= Work to complete =
Extract each line of the records below that contains the word "EQUIVALENT".
-- Start Given information --
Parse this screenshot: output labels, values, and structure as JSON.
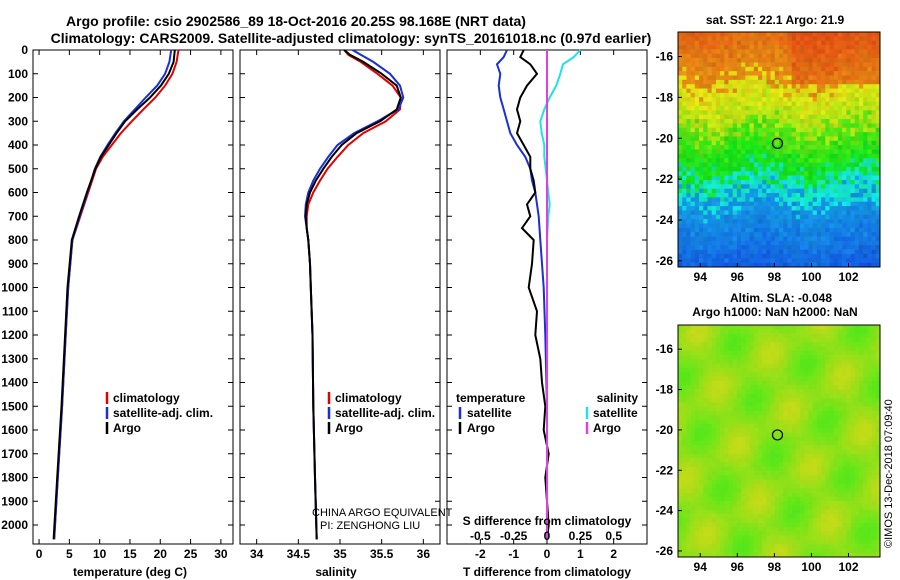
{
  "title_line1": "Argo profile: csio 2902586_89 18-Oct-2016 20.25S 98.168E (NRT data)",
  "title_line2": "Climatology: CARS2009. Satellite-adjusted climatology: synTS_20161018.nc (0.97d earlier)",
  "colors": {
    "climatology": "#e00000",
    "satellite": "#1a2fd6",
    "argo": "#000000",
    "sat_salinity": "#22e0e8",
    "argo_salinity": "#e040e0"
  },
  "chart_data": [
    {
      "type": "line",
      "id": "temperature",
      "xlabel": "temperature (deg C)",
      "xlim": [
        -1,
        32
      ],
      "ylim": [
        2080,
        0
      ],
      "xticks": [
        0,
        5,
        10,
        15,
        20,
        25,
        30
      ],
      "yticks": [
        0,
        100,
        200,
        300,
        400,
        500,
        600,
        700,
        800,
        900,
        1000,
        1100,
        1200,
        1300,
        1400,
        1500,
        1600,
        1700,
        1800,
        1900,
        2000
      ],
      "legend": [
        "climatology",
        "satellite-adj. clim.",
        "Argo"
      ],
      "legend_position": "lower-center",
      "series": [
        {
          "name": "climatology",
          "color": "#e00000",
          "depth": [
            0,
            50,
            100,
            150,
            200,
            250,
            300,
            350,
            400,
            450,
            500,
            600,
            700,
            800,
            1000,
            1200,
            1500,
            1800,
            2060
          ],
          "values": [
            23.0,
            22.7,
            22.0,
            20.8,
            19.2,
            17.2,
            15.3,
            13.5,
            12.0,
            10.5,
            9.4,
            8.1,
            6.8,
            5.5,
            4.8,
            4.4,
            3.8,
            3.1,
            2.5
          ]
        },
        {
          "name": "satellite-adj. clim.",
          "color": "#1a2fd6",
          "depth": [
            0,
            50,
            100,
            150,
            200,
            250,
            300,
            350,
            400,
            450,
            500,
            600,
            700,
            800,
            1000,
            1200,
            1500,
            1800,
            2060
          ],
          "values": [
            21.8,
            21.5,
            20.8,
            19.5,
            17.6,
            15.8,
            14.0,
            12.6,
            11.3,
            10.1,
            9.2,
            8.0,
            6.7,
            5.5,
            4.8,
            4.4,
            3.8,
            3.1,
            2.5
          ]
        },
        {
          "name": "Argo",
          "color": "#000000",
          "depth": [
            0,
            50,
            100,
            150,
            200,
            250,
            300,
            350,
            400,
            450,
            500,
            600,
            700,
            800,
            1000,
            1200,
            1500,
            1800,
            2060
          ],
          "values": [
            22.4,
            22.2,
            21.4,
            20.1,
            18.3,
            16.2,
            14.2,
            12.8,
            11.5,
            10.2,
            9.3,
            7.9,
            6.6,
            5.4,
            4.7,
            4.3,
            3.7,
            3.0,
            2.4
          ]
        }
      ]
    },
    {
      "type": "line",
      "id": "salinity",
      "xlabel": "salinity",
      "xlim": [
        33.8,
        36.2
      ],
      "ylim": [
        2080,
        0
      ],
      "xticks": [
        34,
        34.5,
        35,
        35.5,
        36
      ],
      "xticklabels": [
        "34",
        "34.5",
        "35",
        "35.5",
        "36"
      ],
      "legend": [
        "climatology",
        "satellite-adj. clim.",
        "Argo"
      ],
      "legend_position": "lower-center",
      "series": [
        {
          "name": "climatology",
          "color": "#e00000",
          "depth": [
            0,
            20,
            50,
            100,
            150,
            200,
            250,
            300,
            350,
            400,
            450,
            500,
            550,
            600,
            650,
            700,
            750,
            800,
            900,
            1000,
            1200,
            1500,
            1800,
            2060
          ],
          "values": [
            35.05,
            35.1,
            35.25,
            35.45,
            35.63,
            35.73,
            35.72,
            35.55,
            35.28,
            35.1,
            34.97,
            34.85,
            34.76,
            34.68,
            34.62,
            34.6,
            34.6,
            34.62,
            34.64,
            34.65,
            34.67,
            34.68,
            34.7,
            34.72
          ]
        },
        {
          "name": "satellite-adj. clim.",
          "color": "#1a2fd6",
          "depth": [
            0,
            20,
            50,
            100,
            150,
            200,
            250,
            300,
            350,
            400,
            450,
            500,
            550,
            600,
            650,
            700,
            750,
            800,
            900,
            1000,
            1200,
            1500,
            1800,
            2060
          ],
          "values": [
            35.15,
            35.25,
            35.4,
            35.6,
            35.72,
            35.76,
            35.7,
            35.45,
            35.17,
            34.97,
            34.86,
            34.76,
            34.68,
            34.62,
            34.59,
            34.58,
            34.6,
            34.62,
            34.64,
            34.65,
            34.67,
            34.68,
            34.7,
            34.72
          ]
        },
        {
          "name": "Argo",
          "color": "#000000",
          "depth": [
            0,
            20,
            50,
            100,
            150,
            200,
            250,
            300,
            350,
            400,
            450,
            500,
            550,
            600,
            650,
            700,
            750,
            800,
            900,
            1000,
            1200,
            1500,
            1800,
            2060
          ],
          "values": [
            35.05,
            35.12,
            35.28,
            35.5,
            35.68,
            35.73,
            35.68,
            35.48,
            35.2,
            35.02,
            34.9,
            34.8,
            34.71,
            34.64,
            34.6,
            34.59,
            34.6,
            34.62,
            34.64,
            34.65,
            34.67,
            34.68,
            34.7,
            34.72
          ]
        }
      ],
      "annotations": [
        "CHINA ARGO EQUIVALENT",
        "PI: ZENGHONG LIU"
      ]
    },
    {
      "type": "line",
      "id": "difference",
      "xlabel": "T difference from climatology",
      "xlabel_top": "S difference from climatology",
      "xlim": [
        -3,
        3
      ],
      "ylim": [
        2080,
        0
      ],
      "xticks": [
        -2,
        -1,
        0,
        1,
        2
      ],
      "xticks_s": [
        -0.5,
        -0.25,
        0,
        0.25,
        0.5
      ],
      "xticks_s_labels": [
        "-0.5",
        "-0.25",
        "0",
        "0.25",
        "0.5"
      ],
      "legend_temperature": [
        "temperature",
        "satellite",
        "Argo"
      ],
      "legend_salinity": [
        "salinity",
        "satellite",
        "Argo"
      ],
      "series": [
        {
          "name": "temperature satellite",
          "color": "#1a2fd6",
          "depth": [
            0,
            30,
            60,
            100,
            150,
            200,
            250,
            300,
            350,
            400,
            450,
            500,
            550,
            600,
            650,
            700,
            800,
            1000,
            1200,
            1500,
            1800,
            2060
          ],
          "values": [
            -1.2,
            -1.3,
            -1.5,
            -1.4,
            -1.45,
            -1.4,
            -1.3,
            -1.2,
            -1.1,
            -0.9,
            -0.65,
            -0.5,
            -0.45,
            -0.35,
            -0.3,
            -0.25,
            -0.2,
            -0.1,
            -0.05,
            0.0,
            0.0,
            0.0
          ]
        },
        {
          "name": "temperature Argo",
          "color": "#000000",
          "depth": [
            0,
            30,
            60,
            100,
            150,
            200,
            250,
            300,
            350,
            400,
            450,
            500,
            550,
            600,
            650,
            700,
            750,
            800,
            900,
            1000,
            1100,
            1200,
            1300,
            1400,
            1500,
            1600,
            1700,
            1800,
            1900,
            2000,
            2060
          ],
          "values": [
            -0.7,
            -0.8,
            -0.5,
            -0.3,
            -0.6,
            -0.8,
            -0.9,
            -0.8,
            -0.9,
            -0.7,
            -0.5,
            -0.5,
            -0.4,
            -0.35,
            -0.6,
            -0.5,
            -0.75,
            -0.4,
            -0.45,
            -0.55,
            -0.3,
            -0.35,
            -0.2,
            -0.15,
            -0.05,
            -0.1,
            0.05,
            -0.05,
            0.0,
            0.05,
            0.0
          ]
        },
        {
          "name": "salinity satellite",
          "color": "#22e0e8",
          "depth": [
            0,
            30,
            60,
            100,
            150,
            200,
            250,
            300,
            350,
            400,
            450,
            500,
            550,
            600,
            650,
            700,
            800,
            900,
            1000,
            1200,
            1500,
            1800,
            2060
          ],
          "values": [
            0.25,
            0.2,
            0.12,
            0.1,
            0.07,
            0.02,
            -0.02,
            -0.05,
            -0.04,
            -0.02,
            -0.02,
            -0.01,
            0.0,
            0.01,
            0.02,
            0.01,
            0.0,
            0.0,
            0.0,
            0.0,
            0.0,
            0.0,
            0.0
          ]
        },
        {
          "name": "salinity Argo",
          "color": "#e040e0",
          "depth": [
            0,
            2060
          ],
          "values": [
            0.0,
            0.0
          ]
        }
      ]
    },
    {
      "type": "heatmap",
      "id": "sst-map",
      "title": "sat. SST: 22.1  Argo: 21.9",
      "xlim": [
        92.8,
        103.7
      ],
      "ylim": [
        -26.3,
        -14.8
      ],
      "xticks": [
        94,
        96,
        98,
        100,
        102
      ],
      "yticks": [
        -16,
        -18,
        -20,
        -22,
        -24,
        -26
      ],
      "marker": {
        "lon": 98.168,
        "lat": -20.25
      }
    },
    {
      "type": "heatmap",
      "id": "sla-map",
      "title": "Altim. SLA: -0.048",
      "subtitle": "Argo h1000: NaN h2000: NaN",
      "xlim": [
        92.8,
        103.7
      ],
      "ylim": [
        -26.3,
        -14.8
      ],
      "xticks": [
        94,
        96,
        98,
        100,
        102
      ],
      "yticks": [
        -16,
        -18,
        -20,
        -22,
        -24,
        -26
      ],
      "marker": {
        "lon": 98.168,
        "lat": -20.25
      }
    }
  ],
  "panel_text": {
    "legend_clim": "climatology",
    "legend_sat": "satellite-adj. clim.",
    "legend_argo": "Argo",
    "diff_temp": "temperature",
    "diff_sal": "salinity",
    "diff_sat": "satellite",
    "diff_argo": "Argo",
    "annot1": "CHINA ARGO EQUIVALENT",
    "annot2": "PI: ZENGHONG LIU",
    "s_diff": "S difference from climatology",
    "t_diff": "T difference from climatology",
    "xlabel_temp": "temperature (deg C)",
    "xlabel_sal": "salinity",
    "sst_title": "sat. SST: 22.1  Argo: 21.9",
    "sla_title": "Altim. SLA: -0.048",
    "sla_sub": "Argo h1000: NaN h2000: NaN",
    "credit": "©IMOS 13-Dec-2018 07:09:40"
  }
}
-- End Given information --
= Final result =
        "CHINA ARGO EQUIVALENT",
    "annot1": "CHINA ARGO EQUIVALENT",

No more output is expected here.